Entries from a visual dataset
------
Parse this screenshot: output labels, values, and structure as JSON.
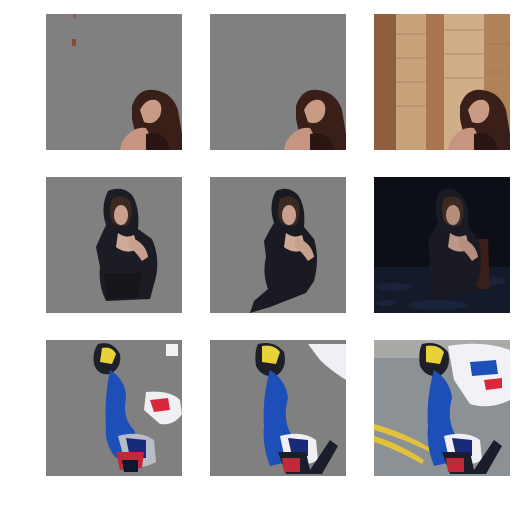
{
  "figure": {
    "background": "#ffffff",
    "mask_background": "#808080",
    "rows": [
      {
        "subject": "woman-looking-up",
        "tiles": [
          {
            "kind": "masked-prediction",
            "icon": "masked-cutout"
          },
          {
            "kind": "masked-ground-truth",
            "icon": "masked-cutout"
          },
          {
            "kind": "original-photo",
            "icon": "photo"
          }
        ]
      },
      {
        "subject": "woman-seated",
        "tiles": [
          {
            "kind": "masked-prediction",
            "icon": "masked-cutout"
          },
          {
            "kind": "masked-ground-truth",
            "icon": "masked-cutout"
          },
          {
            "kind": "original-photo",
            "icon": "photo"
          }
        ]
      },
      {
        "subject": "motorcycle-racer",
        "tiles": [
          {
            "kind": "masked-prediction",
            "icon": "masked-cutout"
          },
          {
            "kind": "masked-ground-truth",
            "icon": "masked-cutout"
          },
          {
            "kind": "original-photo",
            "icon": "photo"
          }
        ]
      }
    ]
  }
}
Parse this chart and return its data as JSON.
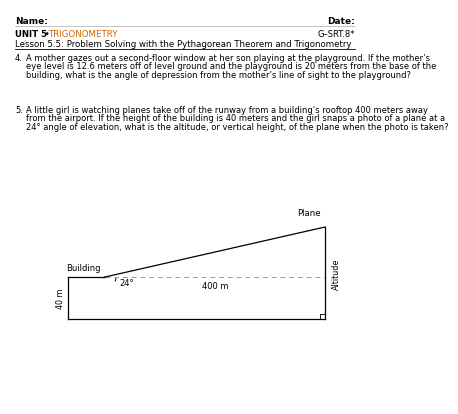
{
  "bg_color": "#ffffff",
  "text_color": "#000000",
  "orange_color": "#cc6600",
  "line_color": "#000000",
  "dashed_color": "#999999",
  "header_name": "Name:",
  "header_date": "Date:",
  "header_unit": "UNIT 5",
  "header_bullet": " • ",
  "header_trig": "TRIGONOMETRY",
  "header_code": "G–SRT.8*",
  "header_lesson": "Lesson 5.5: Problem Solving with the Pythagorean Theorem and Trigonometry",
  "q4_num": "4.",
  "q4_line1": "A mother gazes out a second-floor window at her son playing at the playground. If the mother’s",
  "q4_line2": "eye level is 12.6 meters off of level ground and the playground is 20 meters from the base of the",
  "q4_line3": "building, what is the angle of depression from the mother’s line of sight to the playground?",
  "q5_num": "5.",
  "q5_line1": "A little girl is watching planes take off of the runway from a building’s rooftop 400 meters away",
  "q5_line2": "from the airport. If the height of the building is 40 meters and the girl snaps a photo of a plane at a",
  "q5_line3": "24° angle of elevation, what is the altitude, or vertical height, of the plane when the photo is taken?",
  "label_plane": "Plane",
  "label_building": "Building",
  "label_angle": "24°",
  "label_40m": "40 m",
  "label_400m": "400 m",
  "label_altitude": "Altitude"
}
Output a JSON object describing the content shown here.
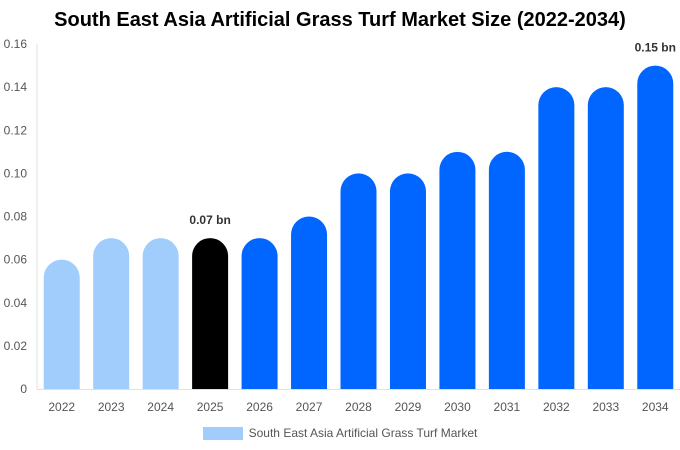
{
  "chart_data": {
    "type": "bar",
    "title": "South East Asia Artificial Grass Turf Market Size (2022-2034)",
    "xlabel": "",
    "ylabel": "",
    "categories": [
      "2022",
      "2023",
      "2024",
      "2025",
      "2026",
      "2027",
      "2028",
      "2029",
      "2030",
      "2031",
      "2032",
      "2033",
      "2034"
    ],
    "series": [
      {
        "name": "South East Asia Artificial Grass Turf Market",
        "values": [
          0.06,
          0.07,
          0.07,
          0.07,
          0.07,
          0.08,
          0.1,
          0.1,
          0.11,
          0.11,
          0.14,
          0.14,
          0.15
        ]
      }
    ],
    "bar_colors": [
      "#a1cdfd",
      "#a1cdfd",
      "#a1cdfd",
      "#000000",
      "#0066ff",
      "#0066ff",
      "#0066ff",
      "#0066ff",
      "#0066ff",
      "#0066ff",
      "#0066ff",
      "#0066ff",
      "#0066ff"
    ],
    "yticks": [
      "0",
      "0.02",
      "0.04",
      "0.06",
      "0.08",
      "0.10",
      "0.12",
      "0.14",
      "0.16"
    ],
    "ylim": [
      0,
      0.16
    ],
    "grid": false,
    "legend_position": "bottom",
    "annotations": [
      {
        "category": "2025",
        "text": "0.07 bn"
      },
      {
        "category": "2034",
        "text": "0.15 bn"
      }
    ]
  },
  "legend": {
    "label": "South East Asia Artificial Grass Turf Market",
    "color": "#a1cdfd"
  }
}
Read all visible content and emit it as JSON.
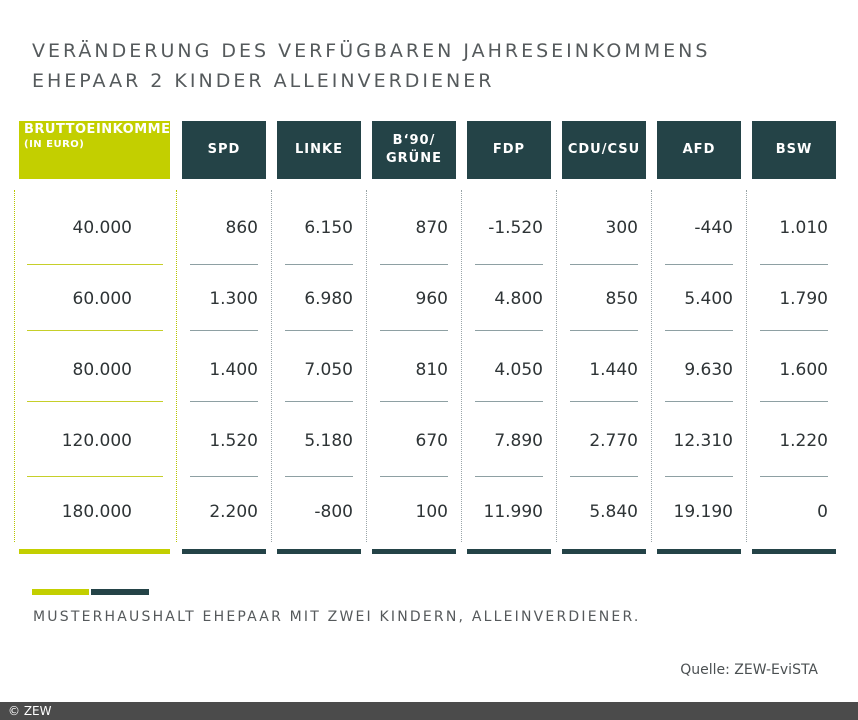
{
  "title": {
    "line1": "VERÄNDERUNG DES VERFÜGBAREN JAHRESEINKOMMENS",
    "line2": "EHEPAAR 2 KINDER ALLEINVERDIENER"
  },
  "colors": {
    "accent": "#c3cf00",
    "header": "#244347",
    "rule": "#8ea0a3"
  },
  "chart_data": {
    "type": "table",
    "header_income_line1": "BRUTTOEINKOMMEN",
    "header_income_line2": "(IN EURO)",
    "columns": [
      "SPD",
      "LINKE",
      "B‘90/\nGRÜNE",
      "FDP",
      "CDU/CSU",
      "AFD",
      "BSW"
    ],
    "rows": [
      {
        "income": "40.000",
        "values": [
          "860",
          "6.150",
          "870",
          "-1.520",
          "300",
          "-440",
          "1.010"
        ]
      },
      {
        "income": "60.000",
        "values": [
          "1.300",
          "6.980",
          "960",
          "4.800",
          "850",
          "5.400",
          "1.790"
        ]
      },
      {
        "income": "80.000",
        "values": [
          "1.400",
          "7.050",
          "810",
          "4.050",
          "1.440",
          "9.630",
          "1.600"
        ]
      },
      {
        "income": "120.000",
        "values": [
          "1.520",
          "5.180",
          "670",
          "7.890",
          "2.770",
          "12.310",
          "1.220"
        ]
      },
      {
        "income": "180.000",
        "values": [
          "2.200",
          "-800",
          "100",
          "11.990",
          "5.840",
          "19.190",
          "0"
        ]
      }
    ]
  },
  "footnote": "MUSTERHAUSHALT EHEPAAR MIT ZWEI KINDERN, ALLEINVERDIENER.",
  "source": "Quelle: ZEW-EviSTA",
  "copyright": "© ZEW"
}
------
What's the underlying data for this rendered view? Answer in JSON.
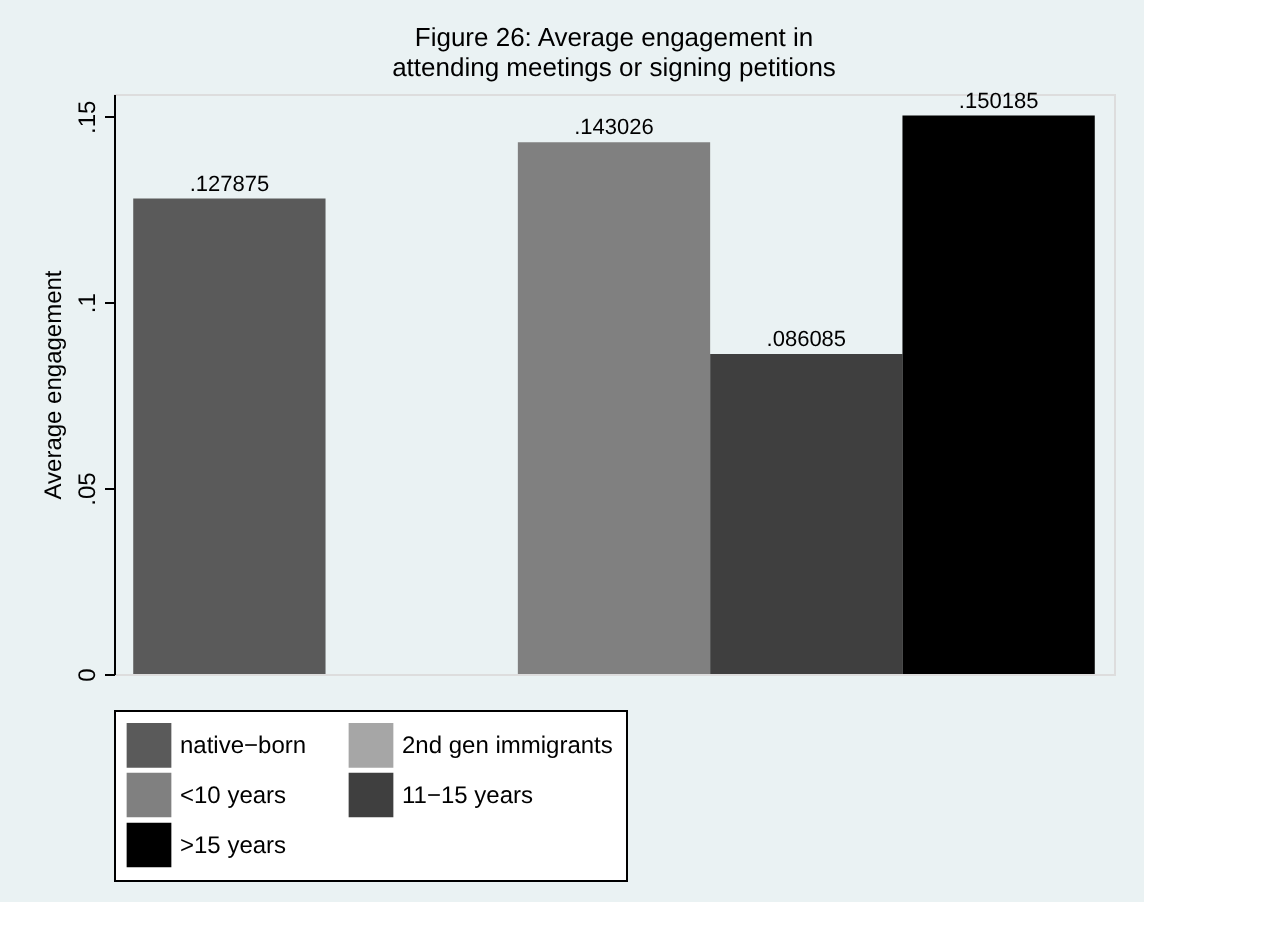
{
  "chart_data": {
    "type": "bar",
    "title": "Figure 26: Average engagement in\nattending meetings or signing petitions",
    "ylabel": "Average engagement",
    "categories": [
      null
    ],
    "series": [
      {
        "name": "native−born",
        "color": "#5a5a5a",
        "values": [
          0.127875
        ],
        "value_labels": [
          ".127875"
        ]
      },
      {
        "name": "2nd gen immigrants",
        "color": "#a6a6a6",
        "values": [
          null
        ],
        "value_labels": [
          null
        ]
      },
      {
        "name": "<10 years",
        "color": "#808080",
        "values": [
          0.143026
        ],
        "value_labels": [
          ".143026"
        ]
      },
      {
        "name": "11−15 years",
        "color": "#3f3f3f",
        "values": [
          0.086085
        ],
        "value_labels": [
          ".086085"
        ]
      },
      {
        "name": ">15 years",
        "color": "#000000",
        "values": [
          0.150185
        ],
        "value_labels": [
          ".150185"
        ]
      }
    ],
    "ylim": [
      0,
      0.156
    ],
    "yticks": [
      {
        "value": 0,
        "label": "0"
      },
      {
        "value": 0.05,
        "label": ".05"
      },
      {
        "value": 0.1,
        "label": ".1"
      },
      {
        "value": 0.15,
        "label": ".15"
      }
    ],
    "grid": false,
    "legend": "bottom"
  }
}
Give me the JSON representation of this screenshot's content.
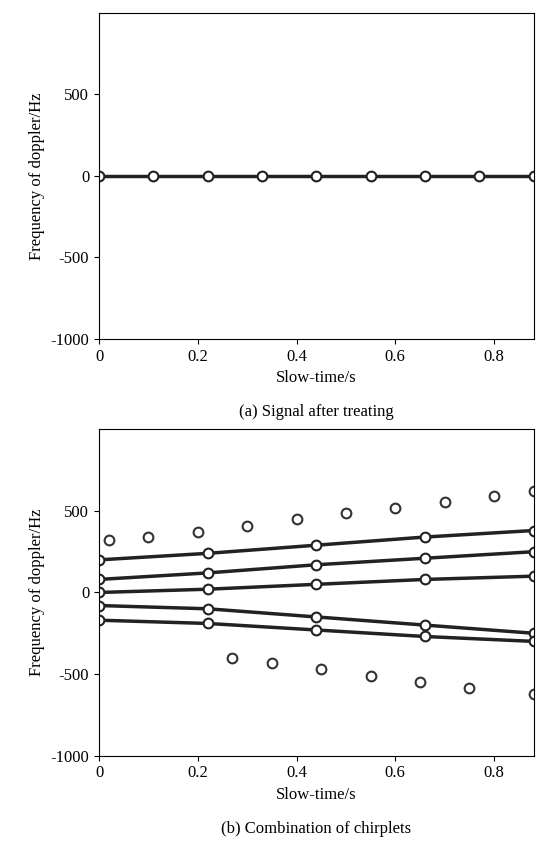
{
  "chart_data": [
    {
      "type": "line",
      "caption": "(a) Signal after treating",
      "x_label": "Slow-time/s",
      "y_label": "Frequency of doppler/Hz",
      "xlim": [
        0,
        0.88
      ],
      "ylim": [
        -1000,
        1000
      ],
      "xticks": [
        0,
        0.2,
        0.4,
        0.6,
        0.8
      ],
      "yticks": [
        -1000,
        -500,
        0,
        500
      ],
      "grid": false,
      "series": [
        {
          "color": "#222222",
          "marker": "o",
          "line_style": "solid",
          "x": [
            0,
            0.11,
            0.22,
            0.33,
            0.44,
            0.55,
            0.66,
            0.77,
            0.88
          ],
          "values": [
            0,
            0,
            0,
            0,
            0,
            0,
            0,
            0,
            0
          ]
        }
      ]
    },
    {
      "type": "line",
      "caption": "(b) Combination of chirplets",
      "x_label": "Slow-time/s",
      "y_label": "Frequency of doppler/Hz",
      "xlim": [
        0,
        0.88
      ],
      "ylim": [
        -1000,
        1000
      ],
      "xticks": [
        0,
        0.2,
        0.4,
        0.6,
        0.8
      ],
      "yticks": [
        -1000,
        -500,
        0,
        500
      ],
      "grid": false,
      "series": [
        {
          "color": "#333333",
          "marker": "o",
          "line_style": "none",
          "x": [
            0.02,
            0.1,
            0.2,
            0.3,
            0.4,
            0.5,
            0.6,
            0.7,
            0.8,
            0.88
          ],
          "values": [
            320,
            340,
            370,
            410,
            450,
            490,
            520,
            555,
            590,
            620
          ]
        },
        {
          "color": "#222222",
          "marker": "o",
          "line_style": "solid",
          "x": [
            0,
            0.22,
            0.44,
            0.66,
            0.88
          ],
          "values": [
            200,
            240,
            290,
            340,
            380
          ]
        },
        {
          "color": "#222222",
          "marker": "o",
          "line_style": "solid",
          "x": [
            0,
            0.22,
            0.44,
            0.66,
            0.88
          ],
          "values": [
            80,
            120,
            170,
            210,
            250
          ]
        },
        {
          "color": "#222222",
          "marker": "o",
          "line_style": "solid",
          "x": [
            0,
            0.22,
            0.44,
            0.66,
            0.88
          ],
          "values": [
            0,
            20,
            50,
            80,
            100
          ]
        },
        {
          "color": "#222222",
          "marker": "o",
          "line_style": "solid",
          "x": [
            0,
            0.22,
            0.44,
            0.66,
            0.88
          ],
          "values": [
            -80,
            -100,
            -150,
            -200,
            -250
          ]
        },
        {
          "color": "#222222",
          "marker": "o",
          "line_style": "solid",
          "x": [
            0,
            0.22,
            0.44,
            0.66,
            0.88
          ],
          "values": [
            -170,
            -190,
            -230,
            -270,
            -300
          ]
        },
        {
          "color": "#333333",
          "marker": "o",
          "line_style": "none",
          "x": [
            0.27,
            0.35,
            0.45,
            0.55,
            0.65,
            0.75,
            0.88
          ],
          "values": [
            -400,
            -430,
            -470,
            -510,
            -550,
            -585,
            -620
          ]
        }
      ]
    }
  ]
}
------
§ REQUIRED WORK:
Find every line that holds "height" and copy it.

§ TASK SOLUTION:
  "q5_line2": "from the airport. If the height of the building is 40 meters and the girl snaps a photo of a plane at a",
  "q5_line3": "24° angle of elevation, what is the altitude, or vertical height, of the plane when the photo is taken?",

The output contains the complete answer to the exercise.